■ **Provided data**:

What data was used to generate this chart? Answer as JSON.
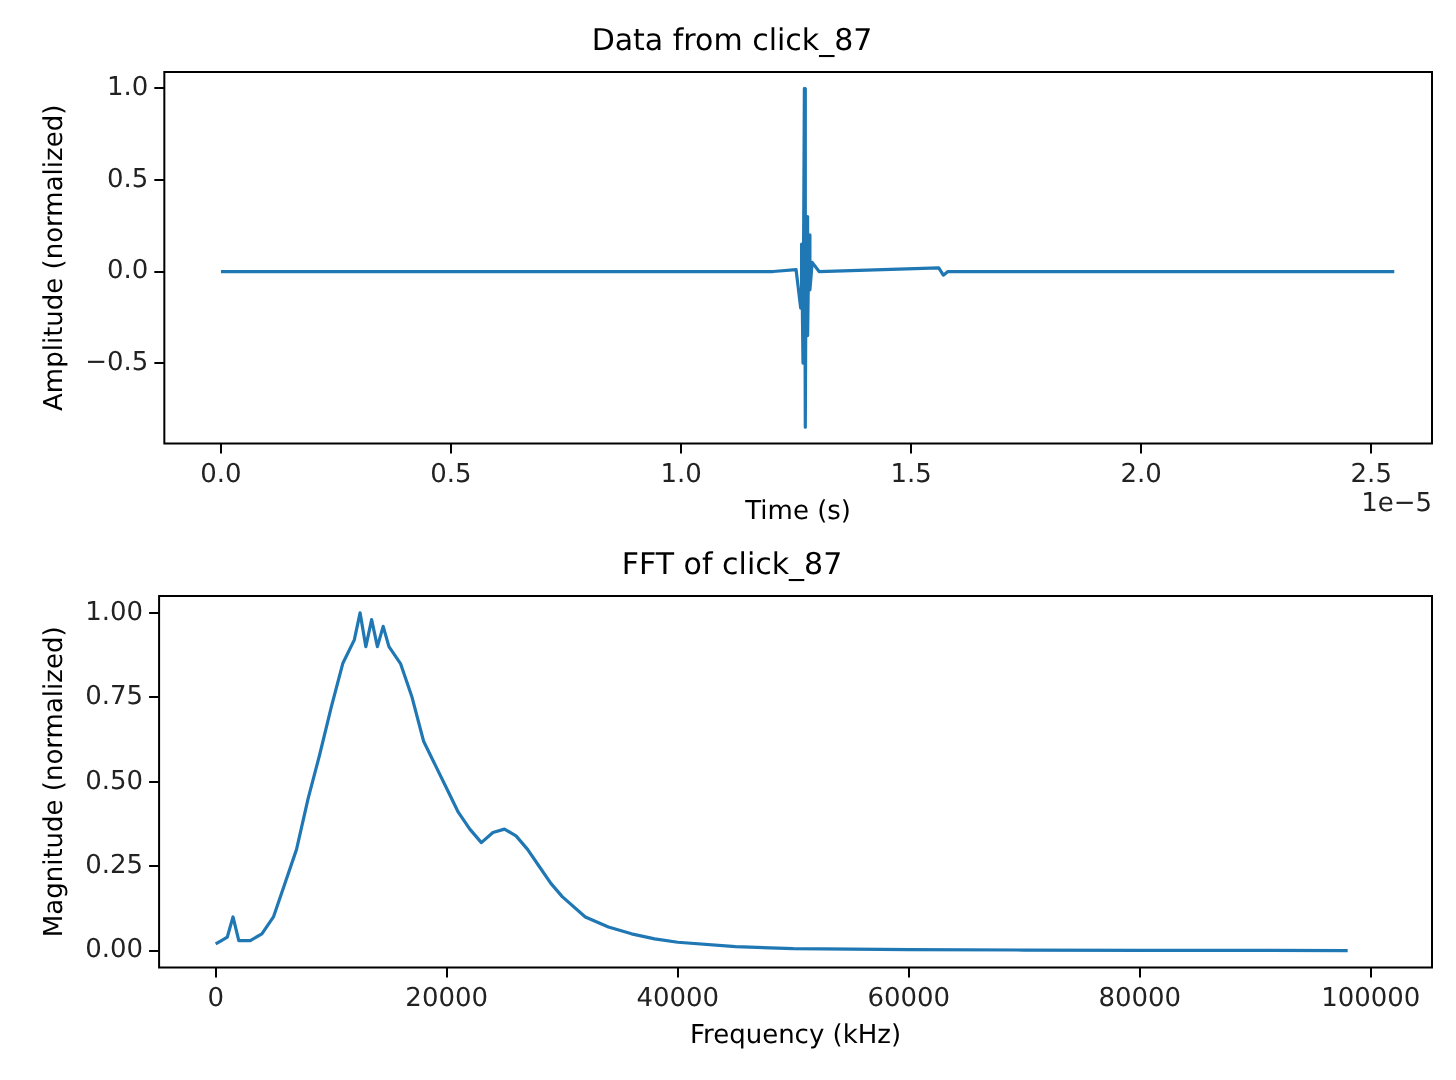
{
  "chart_data": [
    {
      "type": "line",
      "title": "Data from click_87",
      "xlabel": "Time (s)",
      "ylabel": "Amplitude (normalized)",
      "annotations": [
        "1e−5"
      ],
      "grid": false,
      "legend": false,
      "marker": "none",
      "line_style": "solid",
      "xlim": [
        -0.123,
        2.632
      ],
      "ylim": [
        -0.94,
        1.09
      ],
      "xticks": [
        {
          "value": 0,
          "label": "0.0"
        },
        0.5,
        {
          "value": 1,
          "label": "1.0"
        },
        1.5,
        {
          "value": 2,
          "label": "2.0"
        },
        2.5
      ],
      "yticks": [
        {
          "value": -0.5,
          "label": "−0.5"
        },
        {
          "value": 0,
          "label": "0.0"
        },
        {
          "value": 0.5,
          "label": "0.5"
        },
        {
          "value": 1,
          "label": "1.0"
        }
      ],
      "series": [
        {
          "color": "#1f77b4",
          "x": [
            0,
            0.5,
            1.0,
            1.2,
            1.25,
            1.26,
            1.262,
            1.265,
            1.268,
            1.27,
            1.272,
            1.275,
            1.278,
            1.28,
            1.285,
            1.3,
            1.56,
            1.57,
            1.58,
            2.0,
            2.55
          ],
          "values": [
            0,
            0,
            0,
            0,
            0.01,
            -0.2,
            0.15,
            -0.5,
            1.0,
            -0.85,
            0.3,
            -0.35,
            0.2,
            -0.1,
            0.05,
            0,
            0.02,
            -0.02,
            0,
            0,
            0
          ]
        }
      ]
    },
    {
      "type": "line",
      "title": "FFT of click_87",
      "xlabel": "Frequency (kHz)",
      "ylabel": "Magnitude (normalized)",
      "grid": false,
      "legend": false,
      "marker": "none",
      "line_style": "solid",
      "xlim": [
        -4900,
        105300
      ],
      "ylim": [
        -0.05,
        1.05
      ],
      "xticks": [
        0,
        20000,
        40000,
        60000,
        80000,
        100000
      ],
      "yticks": [
        {
          "value": 0,
          "label": "0.00"
        },
        {
          "value": 0.25,
          "label": "0.25"
        },
        {
          "value": 0.5,
          "label": "0.50"
        },
        {
          "value": 0.75,
          "label": "0.75"
        },
        {
          "value": 1,
          "label": "1.00"
        }
      ],
      "series": [
        {
          "color": "#1f77b4",
          "x": [
            0,
            500,
            1000,
            1500,
            2000,
            3000,
            4000,
            5000,
            6000,
            7000,
            8000,
            9000,
            10000,
            11000,
            12000,
            12500,
            13000,
            13500,
            14000,
            14500,
            15000,
            16000,
            17000,
            18000,
            19000,
            20000,
            21000,
            22000,
            23000,
            24000,
            25000,
            26000,
            27000,
            28000,
            29000,
            30000,
            32000,
            34000,
            36000,
            38000,
            40000,
            45000,
            50000,
            60000,
            70000,
            80000,
            90000,
            98000
          ],
          "values": [
            0.02,
            0.03,
            0.04,
            0.1,
            0.03,
            0.03,
            0.05,
            0.1,
            0.2,
            0.3,
            0.45,
            0.58,
            0.72,
            0.85,
            0.92,
            1.0,
            0.9,
            0.98,
            0.9,
            0.96,
            0.9,
            0.85,
            0.75,
            0.62,
            0.55,
            0.48,
            0.41,
            0.36,
            0.32,
            0.35,
            0.36,
            0.34,
            0.3,
            0.25,
            0.2,
            0.16,
            0.1,
            0.07,
            0.05,
            0.035,
            0.025,
            0.012,
            0.006,
            0.003,
            0.002,
            0.001,
            0.001,
            0
          ]
        }
      ]
    }
  ]
}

■ **To do**: Pull out all lines from the listing that contain the string "normalized".

■ **The completed task**:
      "ylabel": "Amplitude (normalized)",
      "ylabel": "Magnitude (normalized)",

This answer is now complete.